WHAT THIS TASK INVOLVES:
Search the records for the word "sensor" and report each line that has it.

Entries from a dataset:
○ ○ ○ ○
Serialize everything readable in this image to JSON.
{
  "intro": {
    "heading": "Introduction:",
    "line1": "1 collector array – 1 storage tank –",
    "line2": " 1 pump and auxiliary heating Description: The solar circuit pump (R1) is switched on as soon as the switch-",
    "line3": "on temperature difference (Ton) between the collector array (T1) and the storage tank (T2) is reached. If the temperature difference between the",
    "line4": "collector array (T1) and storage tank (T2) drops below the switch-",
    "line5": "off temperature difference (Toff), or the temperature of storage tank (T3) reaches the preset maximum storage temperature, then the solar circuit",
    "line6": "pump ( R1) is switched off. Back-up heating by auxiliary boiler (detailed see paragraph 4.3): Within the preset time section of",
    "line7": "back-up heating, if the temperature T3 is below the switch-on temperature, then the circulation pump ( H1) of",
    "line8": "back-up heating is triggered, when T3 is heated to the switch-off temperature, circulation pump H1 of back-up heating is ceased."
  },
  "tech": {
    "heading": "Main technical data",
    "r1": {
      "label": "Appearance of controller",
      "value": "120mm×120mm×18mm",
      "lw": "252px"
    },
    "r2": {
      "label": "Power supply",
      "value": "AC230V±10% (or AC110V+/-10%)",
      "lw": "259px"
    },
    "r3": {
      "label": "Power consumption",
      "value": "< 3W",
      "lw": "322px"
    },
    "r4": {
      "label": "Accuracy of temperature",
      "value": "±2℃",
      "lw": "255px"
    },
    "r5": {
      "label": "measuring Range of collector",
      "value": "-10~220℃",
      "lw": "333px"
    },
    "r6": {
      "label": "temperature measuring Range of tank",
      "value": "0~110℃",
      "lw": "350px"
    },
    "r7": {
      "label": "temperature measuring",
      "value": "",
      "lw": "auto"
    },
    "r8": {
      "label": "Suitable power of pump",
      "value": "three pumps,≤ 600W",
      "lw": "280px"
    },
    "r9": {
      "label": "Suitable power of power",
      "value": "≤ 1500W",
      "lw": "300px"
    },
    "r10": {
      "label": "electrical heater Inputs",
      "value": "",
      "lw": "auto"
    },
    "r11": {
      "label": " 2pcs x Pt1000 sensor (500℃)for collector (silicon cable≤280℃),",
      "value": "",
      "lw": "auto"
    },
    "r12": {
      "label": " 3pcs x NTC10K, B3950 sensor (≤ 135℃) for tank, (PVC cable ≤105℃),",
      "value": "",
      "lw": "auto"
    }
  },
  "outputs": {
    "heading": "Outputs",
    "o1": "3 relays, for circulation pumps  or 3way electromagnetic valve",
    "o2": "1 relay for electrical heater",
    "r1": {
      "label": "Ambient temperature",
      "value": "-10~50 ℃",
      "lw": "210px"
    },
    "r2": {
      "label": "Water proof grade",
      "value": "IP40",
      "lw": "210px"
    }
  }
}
○ ○ ○ ○
EXERCISE RESPONSE:
      "label": " 2pcs x Pt1000 sensor (500℃)for collector (silicon cable≤280℃),",
      "label": " 3pcs x NTC10K, B3950 sensor (≤ 135℃) for tank, (PVC cable ≤105℃),",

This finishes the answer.